* _Written instruction_:
Your task is to repeat the entries word for word while leaving out the pictures.

** start of Given data **

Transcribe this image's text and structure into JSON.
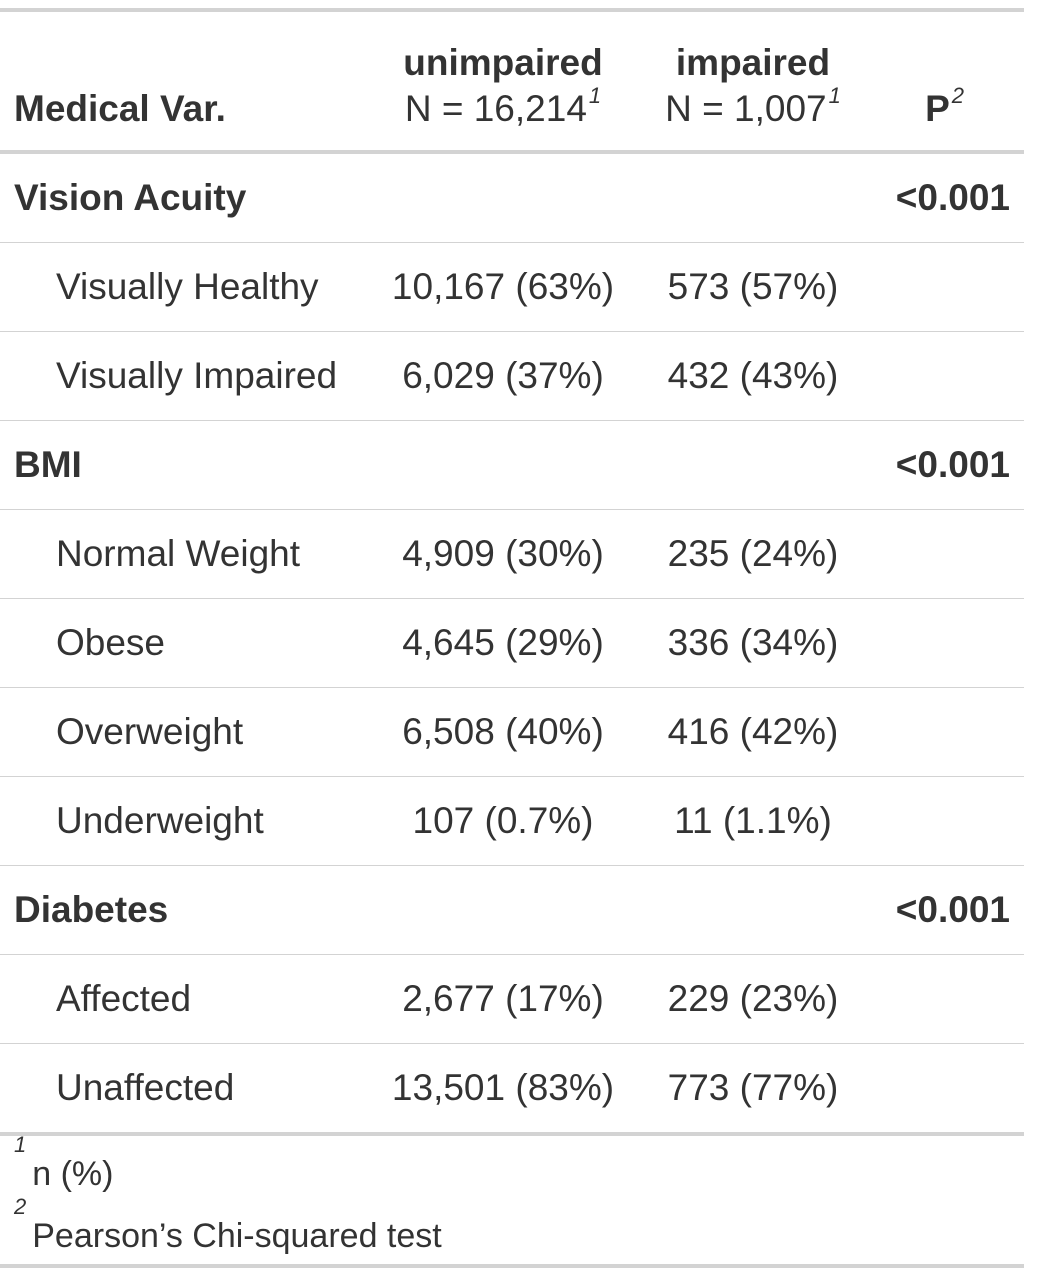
{
  "header": {
    "col0": "Medical Var.",
    "col1_name": "unimpaired",
    "col1_n": "N = 16,214",
    "col1_sup": "1",
    "col2_name": "impaired",
    "col2_n": "N = 1,007",
    "col2_sup": "1",
    "col3": "P",
    "col3_sup": "2"
  },
  "rows": [
    {
      "type": "group",
      "label": "Vision Acuity",
      "c1": "",
      "c2": "",
      "p": "<0.001"
    },
    {
      "type": "item",
      "label": "Visually Healthy",
      "c1": "10,167 (63%)",
      "c2": "573 (57%)",
      "p": ""
    },
    {
      "type": "item",
      "label": "Visually Impaired",
      "c1": "6,029 (37%)",
      "c2": "432 (43%)",
      "p": ""
    },
    {
      "type": "group",
      "label": "BMI",
      "c1": "",
      "c2": "",
      "p": "<0.001"
    },
    {
      "type": "item",
      "label": "Normal Weight",
      "c1": "4,909 (30%)",
      "c2": "235 (24%)",
      "p": ""
    },
    {
      "type": "item",
      "label": "Obese",
      "c1": "4,645 (29%)",
      "c2": "336 (34%)",
      "p": ""
    },
    {
      "type": "item",
      "label": "Overweight",
      "c1": "6,508 (40%)",
      "c2": "416 (42%)",
      "p": ""
    },
    {
      "type": "item",
      "label": "Underweight",
      "c1": "107 (0.7%)",
      "c2": "11 (1.1%)",
      "p": ""
    },
    {
      "type": "group",
      "label": "Diabetes",
      "c1": "",
      "c2": "",
      "p": "<0.001"
    },
    {
      "type": "item",
      "label": "Affected",
      "c1": "2,677 (17%)",
      "c2": "229 (23%)",
      "p": ""
    },
    {
      "type": "item",
      "label": "Unaffected",
      "c1": "13,501 (83%)",
      "c2": "773 (77%)",
      "p": ""
    }
  ],
  "footnotes": [
    {
      "mark": "1",
      "text": "n (%)"
    },
    {
      "mark": "2",
      "text": "Pearson’s Chi-squared test"
    }
  ]
}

** end of Given data **

* _Solution to the exercise_:
Transcribe this image's text and structure into JSON.
{
  "header": {
    "col0": "Medical Var.",
    "col1_name": "unimpaired",
    "col1_n": "N = 16,214",
    "col1_sup": "1",
    "col2_name": "impaired",
    "col2_n": "N = 1,007",
    "col2_sup": "1",
    "col3": "P",
    "col3_sup": "2"
  },
  "rows": [
    {
      "type": "group",
      "label": "Vision Acuity",
      "c1": "",
      "c2": "",
      "p": "<0.001"
    },
    {
      "type": "item",
      "label": "Visually Healthy",
      "c1": "10,167 (63%)",
      "c2": "573 (57%)",
      "p": ""
    },
    {
      "type": "item",
      "label": "Visually Impaired",
      "c1": "6,029 (37%)",
      "c2": "432 (43%)",
      "p": ""
    },
    {
      "type": "group",
      "label": "BMI",
      "c1": "",
      "c2": "",
      "p": "<0.001"
    },
    {
      "type": "item",
      "label": "Normal Weight",
      "c1": "4,909 (30%)",
      "c2": "235 (24%)",
      "p": ""
    },
    {
      "type": "item",
      "label": "Obese",
      "c1": "4,645 (29%)",
      "c2": "336 (34%)",
      "p": ""
    },
    {
      "type": "item",
      "label": "Overweight",
      "c1": "6,508 (40%)",
      "c2": "416 (42%)",
      "p": ""
    },
    {
      "type": "item",
      "label": "Underweight",
      "c1": "107 (0.7%)",
      "c2": "11 (1.1%)",
      "p": ""
    },
    {
      "type": "group",
      "label": "Diabetes",
      "c1": "",
      "c2": "",
      "p": "<0.001"
    },
    {
      "type": "item",
      "label": "Affected",
      "c1": "2,677 (17%)",
      "c2": "229 (23%)",
      "p": ""
    },
    {
      "type": "item",
      "label": "Unaffected",
      "c1": "13,501 (83%)",
      "c2": "773 (77%)",
      "p": ""
    }
  ],
  "footnotes": [
    {
      "mark": "1",
      "text": "n (%)"
    },
    {
      "mark": "2",
      "text": "Pearson’s Chi-squared test"
    }
  ]
}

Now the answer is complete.